_What you need to do_. Can you transcribe every record below exactly as it appears?

_Data records_.
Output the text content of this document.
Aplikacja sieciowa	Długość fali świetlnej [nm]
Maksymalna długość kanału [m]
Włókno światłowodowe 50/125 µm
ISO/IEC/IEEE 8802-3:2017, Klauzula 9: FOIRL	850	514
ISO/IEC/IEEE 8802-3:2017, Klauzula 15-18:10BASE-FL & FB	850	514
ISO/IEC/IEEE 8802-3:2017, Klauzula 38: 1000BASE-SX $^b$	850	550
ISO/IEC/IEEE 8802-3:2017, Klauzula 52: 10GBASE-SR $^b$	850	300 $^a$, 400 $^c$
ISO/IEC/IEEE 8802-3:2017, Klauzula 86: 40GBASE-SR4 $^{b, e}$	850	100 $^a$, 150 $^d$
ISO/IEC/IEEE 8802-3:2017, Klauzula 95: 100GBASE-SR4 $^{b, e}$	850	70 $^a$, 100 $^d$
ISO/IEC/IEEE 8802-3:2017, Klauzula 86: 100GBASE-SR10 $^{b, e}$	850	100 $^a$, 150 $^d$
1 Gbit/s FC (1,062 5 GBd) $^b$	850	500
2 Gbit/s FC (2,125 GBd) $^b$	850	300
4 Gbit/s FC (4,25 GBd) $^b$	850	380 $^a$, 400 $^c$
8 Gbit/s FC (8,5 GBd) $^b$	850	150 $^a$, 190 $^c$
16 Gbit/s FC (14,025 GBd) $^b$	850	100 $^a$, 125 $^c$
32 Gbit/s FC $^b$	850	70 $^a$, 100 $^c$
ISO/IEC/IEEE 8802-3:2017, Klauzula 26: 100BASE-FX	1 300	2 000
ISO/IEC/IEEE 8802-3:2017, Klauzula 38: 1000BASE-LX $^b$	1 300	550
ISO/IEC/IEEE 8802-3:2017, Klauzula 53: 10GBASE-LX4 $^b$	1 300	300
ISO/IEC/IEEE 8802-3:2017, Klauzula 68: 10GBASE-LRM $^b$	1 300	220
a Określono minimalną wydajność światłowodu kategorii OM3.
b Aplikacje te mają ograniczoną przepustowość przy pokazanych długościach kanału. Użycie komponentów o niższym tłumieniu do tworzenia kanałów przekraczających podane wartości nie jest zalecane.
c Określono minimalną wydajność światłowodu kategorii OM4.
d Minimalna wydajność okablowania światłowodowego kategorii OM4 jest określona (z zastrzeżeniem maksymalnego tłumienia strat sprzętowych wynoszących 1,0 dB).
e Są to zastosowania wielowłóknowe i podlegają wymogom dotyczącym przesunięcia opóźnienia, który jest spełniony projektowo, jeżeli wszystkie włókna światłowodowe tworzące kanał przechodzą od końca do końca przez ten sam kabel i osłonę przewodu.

_Answer to the problem_.
Output the text content of this document.
Aplikacja sieciowa	Długość fali świetlnej [nm]
Maksymalna długość kanału [m]
Włókno światłowodowe 50/125 µm
ISO/IEC/IEEE 8802-3:2017, Klauzula 9: FOIRL	850	514
ISO/IEC/IEEE 8802-3:2017, Klauzula 15-18:10BASE-FL & FB	850	514
ISO/IEC/IEEE 8802-3:2017, Klauzula 38: 1000BASE-SX $^b$	850	550
ISO/IEC/IEEE 8802-3:2017, Klauzula 52: 10GBASE-SR $^b$	850	300 $^a$, 400 $^c$
ISO/IEC/IEEE 8802-3:2017, Klauzula 86: 40GBASE-SR4 $^{b, e}$	850	100 $^a$, 150 $^d$
ISO/IEC/IEEE 8802-3:2017, Klauzula 95: 100GBASE-SR4 $^{b, e}$	850	70 $^a$, 100 $^d$
ISO/IEC/IEEE 8802-3:2017, Klauzula 86: 100GBASE-SR10 $^{b, e}$	850	100 $^a$, 150 $^d$
1 Gbit/s FC (1,062 5 GBd) $^b$	850	500
2 Gbit/s FC (2,125 GBd) $^b$	850	300
4 Gbit/s FC (4,25 GBd) $^b$	850	380 $^a$, 400 $^c$
8 Gbit/s FC (8,5 GBd) $^b$	850	150 $^a$, 190 $^c$
16 Gbit/s FC (14,025 GBd) $^b$	850	100 $^a$, 125 $^c$
32 Gbit/s FC $^b$	850	70 $^a$, 100 $^c$
ISO/IEC/IEEE 8802-3:2017, Klauzula 26: 100BASE-FX	1 300	2 000
ISO/IEC/IEEE 8802-3:2017, Klauzula 38: 1000BASE-LX $^b$	1 300	550
ISO/IEC/IEEE 8802-3:2017, Klauzula 53: 10GBASE-LX4 $^b$	1 300	300
ISO/IEC/IEEE 8802-3:2017, Klauzula 68: 10GBASE-LRM $^b$	1 300	220
a Określono minimalną wydajność światłowodu kategorii OM3.
b Aplikacje te mają ograniczoną przepustowość przy pokazanych długościach kanału. Użycie komponentów o niższym tłumieniu do tworzenia kanałów przekraczających podane wartości nie jest zalecane.
c Określono minimalną wydajność światłowodu kategorii OM4.
d Minimalna wydajność okablowania światłowodowego kategorii OM4 jest określona (z zastrzeżeniem maksymalnego tłumienia strat sprzętowych wynoszących 1,0 dB).
e Są to zastosowania wielowłóknowe i podlegają wymogom dotyczącym przesunięcia opóźnienia, który jest spełniony projektowo, jeżeli wszystkie włókna światłowodowe tworzące kanał przechodzą od końca do końca przez ten sam kabel i osłonę przewodu.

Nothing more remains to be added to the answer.